### Exercise aim:
Send back all the data below, exactly as given.

====== Data for this exercise

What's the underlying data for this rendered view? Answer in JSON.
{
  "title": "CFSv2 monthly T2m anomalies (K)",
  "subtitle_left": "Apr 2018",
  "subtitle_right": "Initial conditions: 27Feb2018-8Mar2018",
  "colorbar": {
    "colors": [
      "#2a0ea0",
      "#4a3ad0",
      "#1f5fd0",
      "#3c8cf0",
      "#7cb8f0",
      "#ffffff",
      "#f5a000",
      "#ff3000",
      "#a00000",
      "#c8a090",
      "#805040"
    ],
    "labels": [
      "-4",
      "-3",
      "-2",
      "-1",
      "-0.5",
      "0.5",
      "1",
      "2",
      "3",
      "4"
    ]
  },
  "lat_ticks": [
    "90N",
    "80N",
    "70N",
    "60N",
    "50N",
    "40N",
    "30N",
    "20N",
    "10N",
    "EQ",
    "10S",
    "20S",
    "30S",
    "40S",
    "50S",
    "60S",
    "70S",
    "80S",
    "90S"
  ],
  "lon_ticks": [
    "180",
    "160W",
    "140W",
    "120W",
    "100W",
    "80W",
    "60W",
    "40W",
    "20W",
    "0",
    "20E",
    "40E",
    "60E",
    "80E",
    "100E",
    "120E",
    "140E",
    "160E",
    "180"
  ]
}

============

### Correct answer:
What's the underlying data for this rendered view? Answer in JSON.
{
  "title": "CFSv2 monthly T2m anomalies (K)",
  "subtitle_left": "Apr 2018",
  "subtitle_right": "Initial conditions: 27Feb2018-8Mar2018",
  "colorbar": {
    "colors": [
      "#2a0ea0",
      "#4a3ad0",
      "#1f5fd0",
      "#3c8cf0",
      "#7cb8f0",
      "#ffffff",
      "#f5a000",
      "#ff3000",
      "#a00000",
      "#c8a090",
      "#805040"
    ],
    "labels": [
      "-4",
      "-3",
      "-2",
      "-1",
      "-0.5",
      "0.5",
      "1",
      "2",
      "3",
      "4"
    ]
  },
  "lat_ticks": [
    "90N",
    "80N",
    "70N",
    "60N",
    "50N",
    "40N",
    "30N",
    "20N",
    "10N",
    "EQ",
    "10S",
    "20S",
    "30S",
    "40S",
    "50S",
    "60S",
    "70S",
    "80S",
    "90S"
  ],
  "lon_ticks": [
    "180",
    "160W",
    "140W",
    "120W",
    "100W",
    "80W",
    "60W",
    "40W",
    "20W",
    "0",
    "20E",
    "40E",
    "60E",
    "80E",
    "100E",
    "120E",
    "140E",
    "160E",
    "180"
  ]
}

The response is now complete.